◆ TASK DIRECTIONS
Give every line again exactly as it appears, please, but not the pictures.

################

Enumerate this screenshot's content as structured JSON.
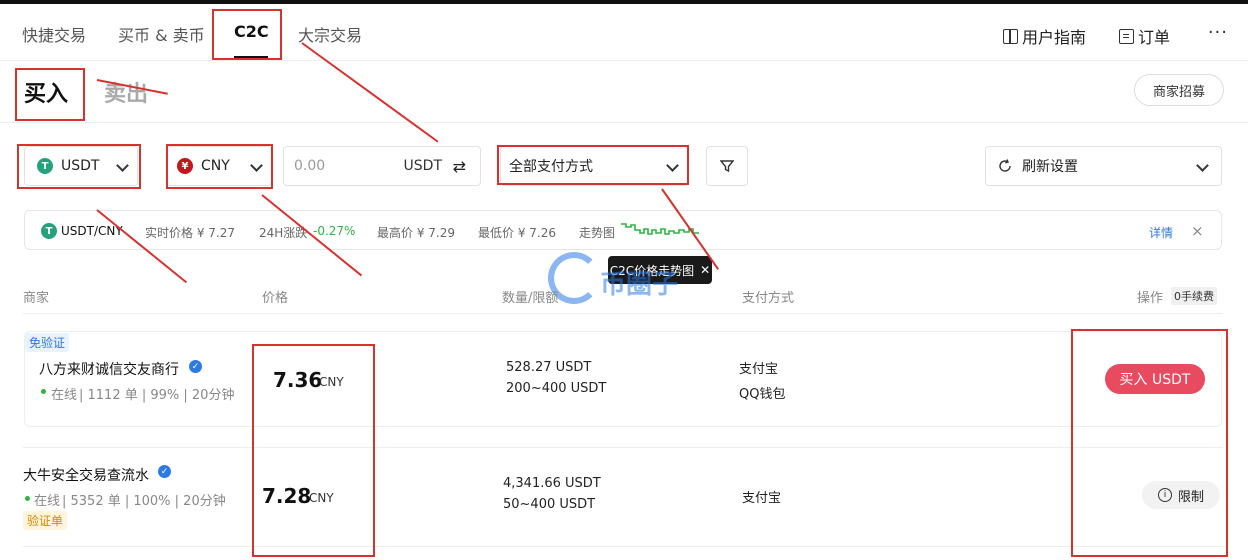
{
  "nav": {
    "tabs": [
      "快捷交易",
      "买币 & 卖币",
      "C2C",
      "大宗交易"
    ],
    "guide": "用户指南",
    "orders": "订单",
    "more": "···"
  },
  "side": {
    "buy": "买入",
    "sell": "卖出"
  },
  "merchant_recruit": "商家招募",
  "filters": {
    "crypto": "USDT",
    "fiat": "CNY",
    "amount_placeholder": "0.00",
    "amount_unit": "USDT",
    "swap_icon": "⇄",
    "payment": "全部支付方式",
    "refresh": "刷新设置"
  },
  "ticker": {
    "pair": "USDT/CNY",
    "price": "实时价格 ¥ 7.27",
    "change_label": "24H涨跌",
    "change_value": "-0.27%",
    "high": "最高价 ¥ 7.29",
    "low": "最低价 ¥ 7.26",
    "trend": "走势图",
    "detail": "详情",
    "close": "×"
  },
  "tooltip": {
    "text": "C2C价格走势图",
    "close": "✕"
  },
  "watermark": "币圈子",
  "columns": {
    "merchant": "商家",
    "price": "价格",
    "amount": "数量/限额",
    "payment": "支付方式",
    "action": "操作",
    "fee": "0手续费"
  },
  "rows": [
    {
      "tag": "免验证",
      "name": "八方来财诚信交友商行",
      "stats_status": "在线",
      "stats_rest": "| 1112 单 | 99% | 20分钟",
      "price": "7.36",
      "currency": "CNY",
      "amount": "528.27 USDT",
      "limit": "200~400 USDT",
      "payments": [
        "支付宝",
        "QQ钱包"
      ],
      "action": "买入 USDT"
    },
    {
      "tag": "验证单",
      "name": "大牛安全交易查流水",
      "stats_status": "在线",
      "stats_rest": "| 5352 单 | 100% | 20分钟",
      "price": "7.28",
      "currency": "CNY",
      "amount": "4,341.66 USDT",
      "limit": "50~400 USDT",
      "payments": [
        "支付宝"
      ],
      "action": "限制"
    }
  ],
  "colors": {
    "accent": "#e84a5f",
    "annotation": "#d6322f",
    "online": "#2fb344",
    "change": "#2fb344",
    "usdt": "#26a17b",
    "cny": "#c4161c",
    "verified": "#2c7be5"
  }
}
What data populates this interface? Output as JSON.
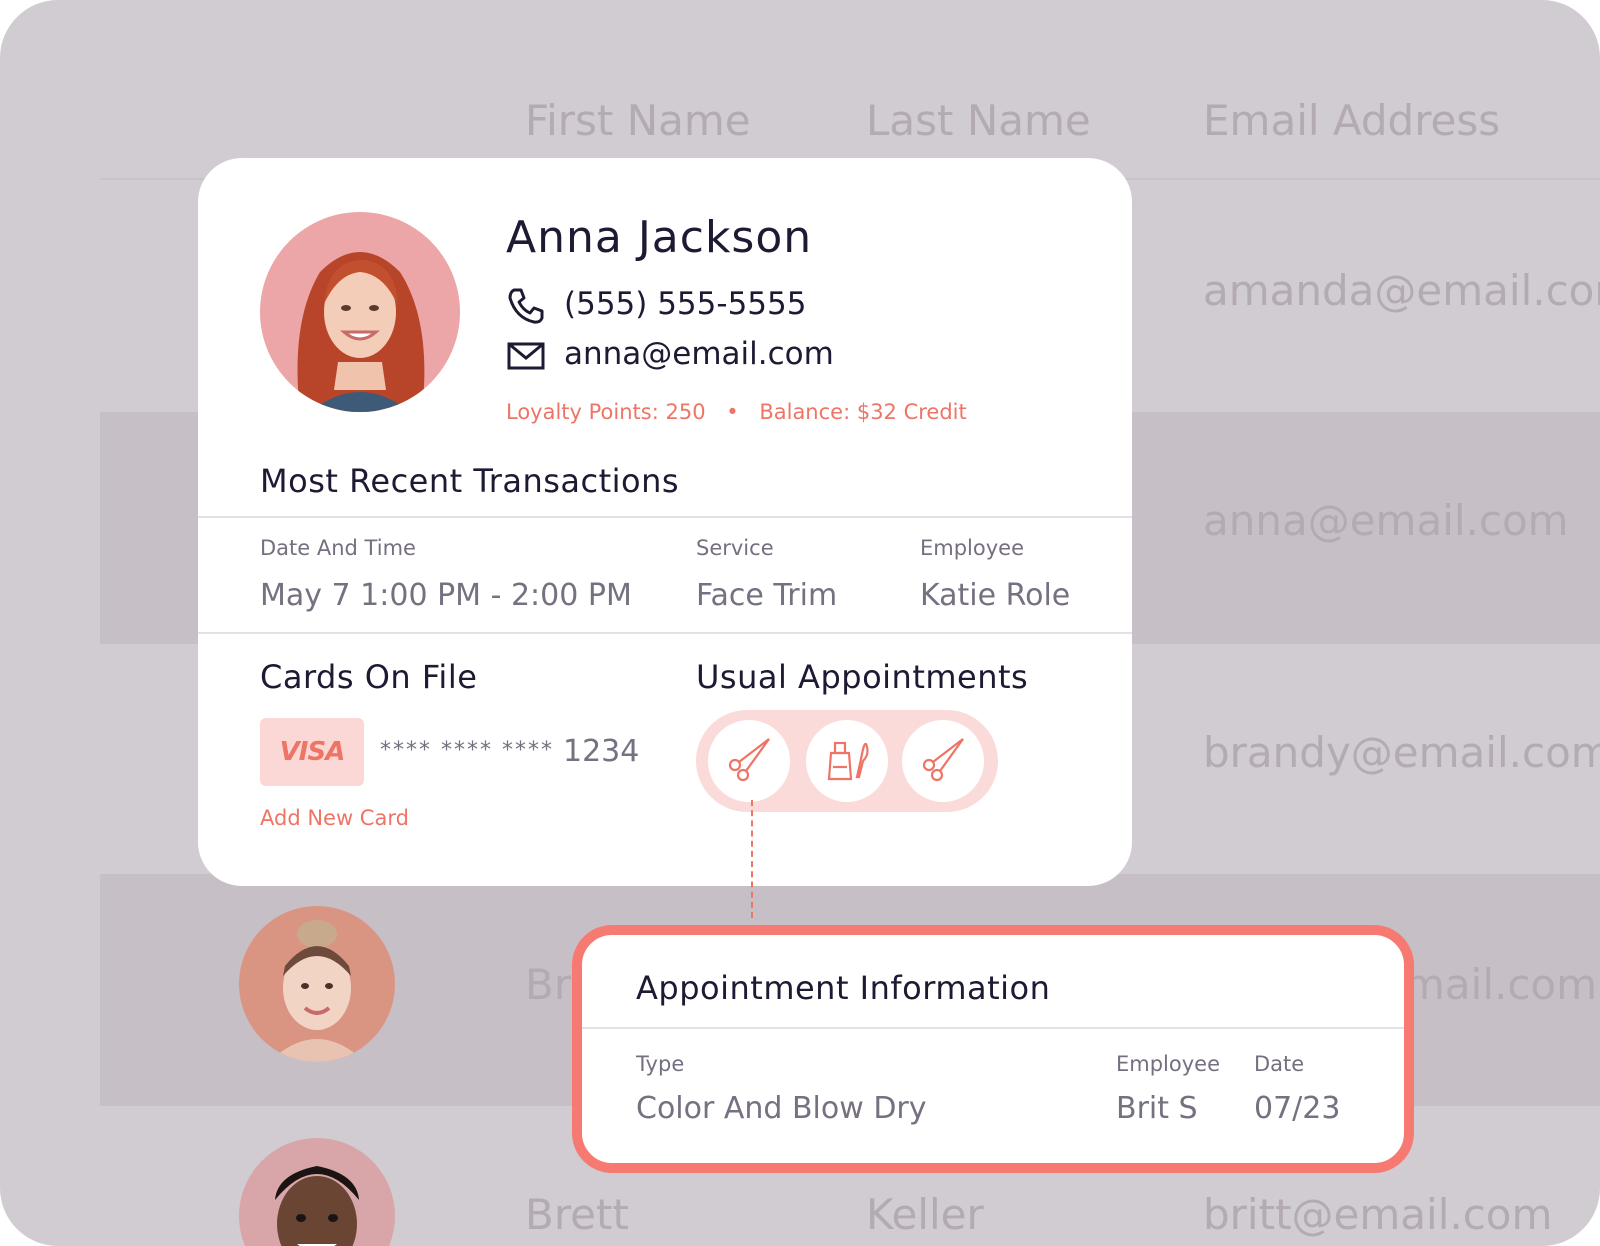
{
  "background_table": {
    "columns": [
      "First Name",
      "Last Name",
      "Email Address"
    ],
    "emails": [
      "amanda@email.com",
      "anna@email.com",
      "brandy@email.com",
      "mail.com",
      "britt@email.com"
    ],
    "partial_first_name": "Br",
    "last_row": {
      "first": "Brett",
      "last": "Keller"
    }
  },
  "customer": {
    "name": "Anna Jackson",
    "phone": "(555) 555-5555",
    "email": "anna@email.com",
    "loyalty": "Loyalty Points: 250",
    "separator": "•",
    "balance": "Balance: $32 Credit"
  },
  "transactions": {
    "title": "Most Recent Transactions",
    "headers": [
      "Date And Time",
      "Service",
      "Employee"
    ],
    "row": [
      "May 7 1:00 PM - 2:00 PM",
      "Face Trim",
      "Katie Role"
    ]
  },
  "cards": {
    "title": "Cards On File",
    "brand": "VISA",
    "masked_number": "**** **** **** ",
    "last4": "1234",
    "add_label": "Add New Card"
  },
  "usual_appointments": {
    "title": "Usual Appointments",
    "icons": [
      "scissors-icon",
      "nail-polish-icon",
      "scissors-icon"
    ]
  },
  "appointment_info": {
    "title": "Appointment Information",
    "headers": [
      "Type",
      "Employee",
      "Date"
    ],
    "values": [
      "Color And Blow Dry",
      "Brit S",
      "07/23"
    ]
  },
  "colors": {
    "accent": "#ee7566",
    "border_accent": "#f67a71",
    "pill": "#fbdbd9",
    "text_dark": "#1d1a33",
    "background": "#d1ccd1"
  }
}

################

◆ SOLUTION FOR THIS TASK
Enumerate this screenshot's content as structured JSON.
{
  "nav": {
    "tabs": [
      "快捷交易",
      "买币 & 卖币",
      "C2C",
      "大宗交易"
    ],
    "guide": "用户指南",
    "orders": "订单",
    "more": "···"
  },
  "side": {
    "buy": "买入",
    "sell": "卖出"
  },
  "merchant_recruit": "商家招募",
  "filters": {
    "crypto": "USDT",
    "fiat": "CNY",
    "amount_placeholder": "0.00",
    "amount_unit": "USDT",
    "swap_icon": "⇄",
    "payment": "全部支付方式",
    "refresh": "刷新设置"
  },
  "ticker": {
    "pair": "USDT/CNY",
    "price": "实时价格 ¥ 7.27",
    "change_label": "24H涨跌",
    "change_value": "-0.27%",
    "high": "最高价 ¥ 7.29",
    "low": "最低价 ¥ 7.26",
    "trend": "走势图",
    "detail": "详情",
    "close": "×"
  },
  "tooltip": {
    "text": "C2C价格走势图",
    "close": "✕"
  },
  "watermark": "币圈子",
  "columns": {
    "merchant": "商家",
    "price": "价格",
    "amount": "数量/限额",
    "payment": "支付方式",
    "action": "操作",
    "fee": "0手续费"
  },
  "rows": [
    {
      "tag": "免验证",
      "name": "八方来财诚信交友商行",
      "stats_status": "在线",
      "stats_rest": "| 1112 单 | 99% | 20分钟",
      "price": "7.36",
      "currency": "CNY",
      "amount": "528.27 USDT",
      "limit": "200~400 USDT",
      "payments": [
        "支付宝",
        "QQ钱包"
      ],
      "action": "买入 USDT"
    },
    {
      "tag": "验证单",
      "name": "大牛安全交易查流水",
      "stats_status": "在线",
      "stats_rest": "| 5352 单 | 100% | 20分钟",
      "price": "7.28",
      "currency": "CNY",
      "amount": "4,341.66 USDT",
      "limit": "50~400 USDT",
      "payments": [
        "支付宝"
      ],
      "action": "限制"
    }
  ],
  "colors": {
    "accent": "#e84a5f",
    "annotation": "#d6322f",
    "online": "#2fb344",
    "change": "#2fb344",
    "usdt": "#26a17b",
    "cny": "#c4161c",
    "verified": "#2c7be5"
  }
}
What data populates this interface? Output as JSON.
{
  "background_table": {
    "columns": [
      "First Name",
      "Last Name",
      "Email Address"
    ],
    "emails": [
      "amanda@email.com",
      "anna@email.com",
      "brandy@email.com",
      "mail.com",
      "britt@email.com"
    ],
    "partial_first_name": "Br",
    "last_row": {
      "first": "Brett",
      "last": "Keller"
    }
  },
  "customer": {
    "name": "Anna Jackson",
    "phone": "(555) 555-5555",
    "email": "anna@email.com",
    "loyalty": "Loyalty Points: 250",
    "separator": "•",
    "balance": "Balance: $32 Credit"
  },
  "transactions": {
    "title": "Most Recent Transactions",
    "headers": [
      "Date And Time",
      "Service",
      "Employee"
    ],
    "row": [
      "May 7 1:00 PM - 2:00 PM",
      "Face Trim",
      "Katie Role"
    ]
  },
  "cards": {
    "title": "Cards On File",
    "brand": "VISA",
    "masked_number": "**** **** **** ",
    "last4": "1234",
    "add_label": "Add New Card"
  },
  "usual_appointments": {
    "title": "Usual Appointments",
    "icons": [
      "scissors-icon",
      "nail-polish-icon",
      "scissors-icon"
    ]
  },
  "appointment_info": {
    "title": "Appointment Information",
    "headers": [
      "Type",
      "Employee",
      "Date"
    ],
    "values": [
      "Color And Blow Dry",
      "Brit S",
      "07/23"
    ]
  },
  "colors": {
    "accent": "#ee7566",
    "border_accent": "#f67a71",
    "pill": "#fbdbd9",
    "text_dark": "#1d1a33",
    "background": "#d1ccd1"
  }
}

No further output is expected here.